__Exercise instructions__.
**A.** Answer these questions from the CANZUK article:
(i) Which four countries would the proposed CANZUK union bring together?
(ii) In which newspaper did Andrew Roberts publish his op-ed?
(iii) What is the name of the cathedral town where the writer mostly grew up?
**B.** Write the next few paragraphs of the CANZUK article, picking up right after its final sentence.

Paging Uncle Joe

A workable CANZUK might be illiberal and unAmerican

Artillery Row

A few weeks ago Andrew Roberts published an op-ed in the Wall Street Journal making the case for CANZUK: a proposed loose union between Britain, Canada, Australia, and New Zealand built around free trade, free movement, and defence coordination. Over at UnHerd, Aris Roussinos made the case from the right for extreme scepticism about the idea first popularised in its current form by James C. Bennett and others twenty years ago.

CANZUK gets framed, at least in the UK, as a sort of post-Brexit rediscovery of the Anglosphere, but it gets done so in terms and framing that are now inadequate and obsolete; a framing that would have made sense ironically in a pre-Brexit world, but not in the emerging multipolar age of civilisations. CANZUK can make sense in civilisational terms, in a changing world in which civilisation looks to be the defining driver of global politics going forward. But it requires a reimagining of what CANZUK is ultimately built around, and about.

If there’s anyone that CANZUK should appeal to, it’s me. I was born in the UK, have lived roughly half my life in both Canada and the UK, and I’m a dual citizen. I’m a Westminster apologist, a monarchist, and a Tory, so you can see why it seems tailor-made for me. But Brexit has changed my thinking on this somewhat. I’ve always been a eurosceptic, and was pro-Leave. But in 2016 my euroscepticism was that of the (classical) liberal leaver, seeing the EU as a distant regulatory monstrosity undermining British liberty. At the time this sort of classical liberal language was the only respectable framing I had to conceptualise my euroscepticism, but what happened in the years after the referendum changed this.

I was born in Stockport and come from a working-class family, but I mostly grew up in a beautiful English cathedral town called Lichfield. That Brexit was ultimately won in the “left behind” parts of England, not just in the English Tory shires, is now common knowledge. But we forget now that it wasn’t at the time.

While I grew up fairly comfortable, most of my family still live in Stockport, and speaking to family and friends, I got an anecdotal sense that for many this wasn’t about trade relations with the rest of the world or Europe, it was about both national and class identity.

__Dataset content__.
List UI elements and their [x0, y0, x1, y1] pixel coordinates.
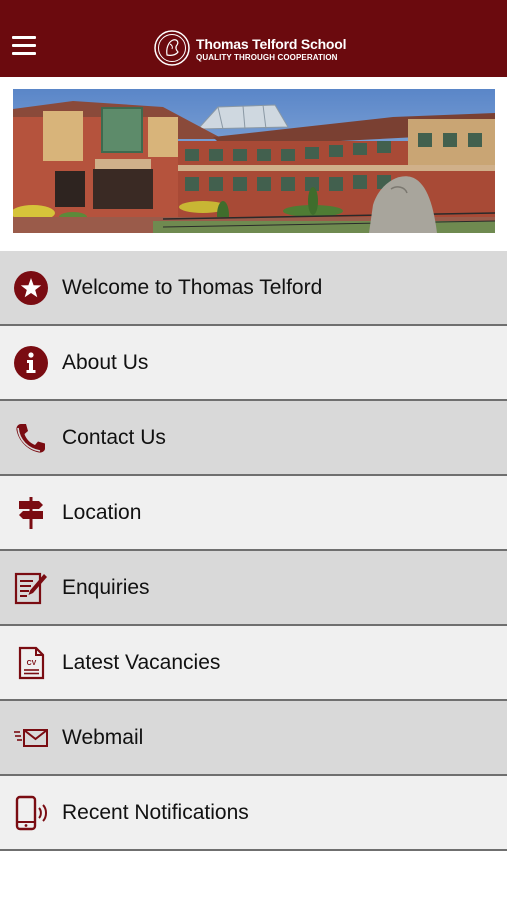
menu-item-recent-notifications[interactable]: Recent Notifications	[0, 776, 507, 851]
hamburger-menu-icon[interactable]	[12, 36, 36, 56]
menu-item-welcome[interactable]: Welcome to Thomas Telford	[0, 251, 507, 326]
school-crest-icon	[154, 30, 190, 66]
email-icon	[14, 729, 48, 747]
menu-item-label: Contact Us	[62, 426, 166, 449]
svg-text:CV: CV	[27, 660, 37, 667]
app-header: Thomas Telford School QUALITY THROUGH CO…	[0, 0, 507, 77]
menu-item-label: Welcome to Thomas Telford	[62, 276, 323, 299]
menu-item-label: Latest Vacancies	[62, 651, 221, 674]
menu-item-location[interactable]: Location	[0, 476, 507, 551]
menu-item-label: About Us	[62, 351, 149, 374]
menu-item-about-us[interactable]: About Us	[0, 326, 507, 401]
menu-item-latest-vacancies[interactable]: CV Latest Vacancies	[0, 626, 507, 701]
menu-item-contact-us[interactable]: Contact Us	[0, 401, 507, 476]
school-building-photo	[13, 89, 495, 233]
edit-form-icon	[14, 572, 47, 605]
school-tagline: QUALITY THROUGH COOPERATION	[196, 53, 338, 62]
mobile-notification-icon	[15, 795, 47, 831]
info-circle-icon	[14, 346, 48, 380]
menu-item-label: Enquiries	[62, 576, 150, 599]
cv-document-icon: CV	[18, 646, 45, 680]
menu-item-label: Webmail	[62, 726, 144, 749]
menu-item-enquiries[interactable]: Enquiries	[0, 551, 507, 626]
signpost-icon	[19, 497, 43, 529]
star-circle-icon	[14, 271, 48, 305]
main-menu: Welcome to Thomas Telford About Us Conta…	[0, 251, 507, 851]
phone-icon	[16, 424, 45, 453]
menu-item-label: Location	[62, 501, 142, 524]
school-logo: Thomas Telford School QUALITY THROUGH CO…	[154, 30, 359, 70]
menu-item-webmail[interactable]: Webmail	[0, 701, 507, 776]
school-name: Thomas Telford School	[196, 36, 347, 52]
menu-item-label: Recent Notifications	[62, 801, 249, 824]
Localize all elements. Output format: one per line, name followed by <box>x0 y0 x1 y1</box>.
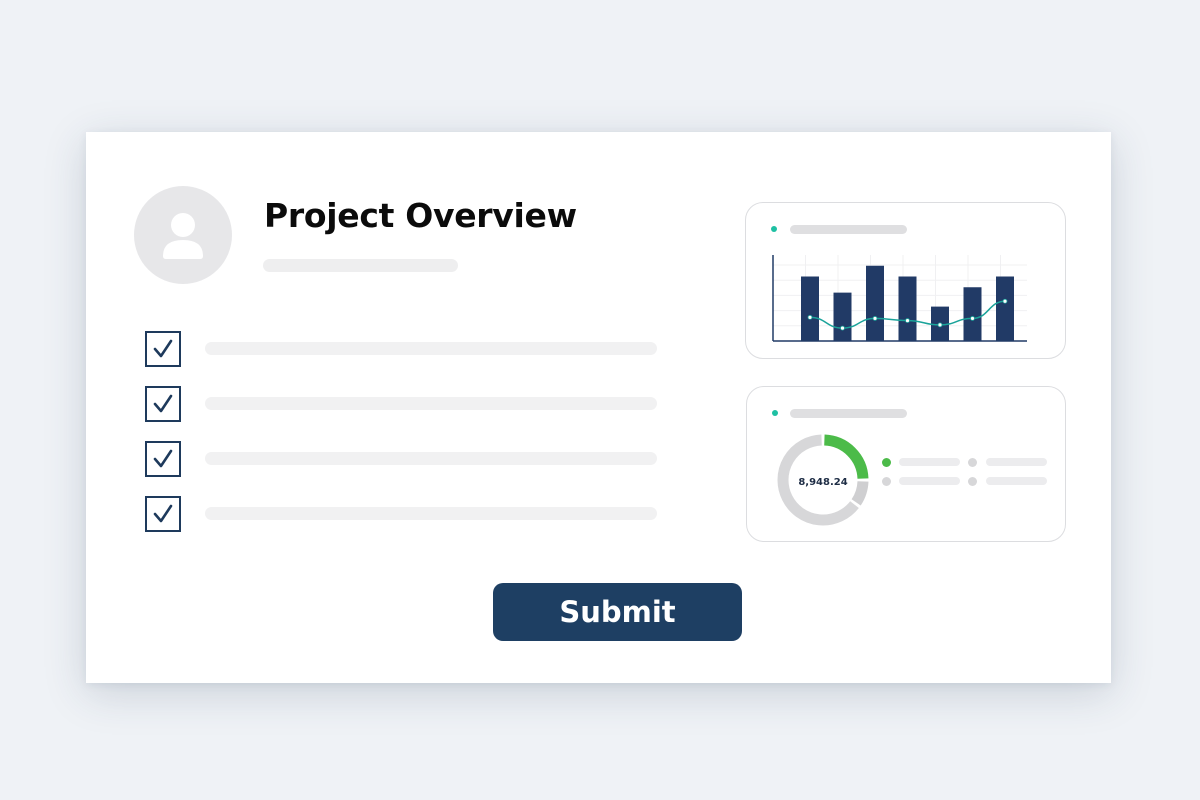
trend-point <box>905 318 910 323</box>
list-item <box>145 386 665 422</box>
donut-center-value: 8,948.24 <box>798 477 847 488</box>
list-item <box>145 331 665 367</box>
project-card: Project Overview Submit 8,948.24 <box>86 132 1111 683</box>
submit-button[interactable]: Submit <box>493 583 742 641</box>
bar <box>996 276 1014 341</box>
donut-segment <box>823 434 869 480</box>
bar-chart-panel <box>745 202 1066 359</box>
dot-icon <box>882 477 891 486</box>
page-title: Project Overview <box>264 196 577 235</box>
list-item <box>145 496 665 532</box>
check-icon <box>153 394 173 413</box>
trend-point <box>872 316 878 321</box>
item-text-placeholder <box>205 397 657 410</box>
item-text-placeholder <box>205 342 657 355</box>
bar <box>801 276 819 341</box>
checkbox[interactable] <box>145 496 181 532</box>
bar <box>898 276 917 341</box>
bar <box>963 287 982 341</box>
bar <box>866 265 884 341</box>
check-icon <box>153 339 173 358</box>
donut-segment <box>851 480 869 506</box>
trend-point <box>1002 298 1008 304</box>
donut-chart-panel: 8,948.24 <box>746 386 1066 542</box>
trend-point <box>937 322 943 328</box>
dot-icon <box>968 458 977 467</box>
legend-label-placeholder <box>899 477 960 485</box>
legend-label-placeholder <box>986 458 1047 466</box>
checkbox[interactable] <box>145 386 181 422</box>
dot-icon <box>968 477 977 486</box>
check-icon <box>153 504 173 523</box>
item-text-placeholder <box>205 507 657 520</box>
avatar[interactable] <box>134 186 232 284</box>
bar-chart <box>772 255 1027 342</box>
item-text-placeholder <box>205 452 657 465</box>
legend-label-placeholder <box>986 477 1047 485</box>
bar <box>833 292 852 341</box>
check-icon <box>153 449 173 468</box>
trend-point <box>970 316 975 321</box>
checkbox[interactable] <box>145 331 181 367</box>
checkbox[interactable] <box>145 441 181 477</box>
trend-point <box>840 325 845 331</box>
list-item <box>145 441 665 477</box>
dot-icon <box>882 458 891 467</box>
legend-label-placeholder <box>899 458 960 466</box>
subtitle-placeholder <box>263 259 458 272</box>
user-icon <box>163 213 203 259</box>
trend-point <box>807 314 813 320</box>
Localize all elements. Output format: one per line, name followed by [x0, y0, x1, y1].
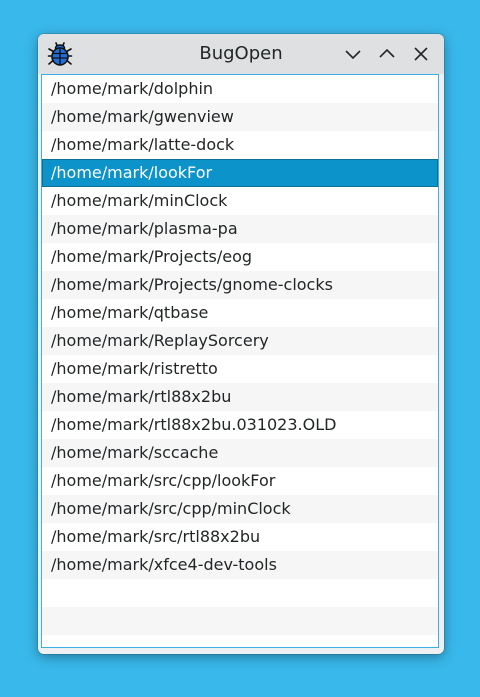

__Written answers__.
**A.**
(i) Britain, Canada, Australia, and New Zealand.
(ii) The Wall Street Journal.
(iii) Lichfield.

**B.**
Ideologies that aspire to universalism ultimately have to reject particularism

I didn’t fully understand it at the time, and even though I could see these class dynamics playing into it, I didn’t have the language or framing to actually grasp what was going on. While my euroscepticism had always been implicitly rooted somewhat in a national identity framed in the liberal-leave rhetoric, the attempted thwarting of Brexit in the years following 2016 awakened in me a sense of betrayal, disillusionment, and disconnect that motivated so many leave voters; a sort of latent class identity I’ve always had but had never been fully activated. By January 2020 Brexit meant something very different – and much more important – to me than it did in June 2016.

I bring this up simply because I think this change I underwent during Brexit made me sceptical of the (classical) liberal-leave worldview. Part of the reason the process was so messy wasn’t solely because parliament was largely composed of Remainers, it’s that the minority of MPs who were leavers were generally classical liberal Tory elite types that look very different from most leave voters.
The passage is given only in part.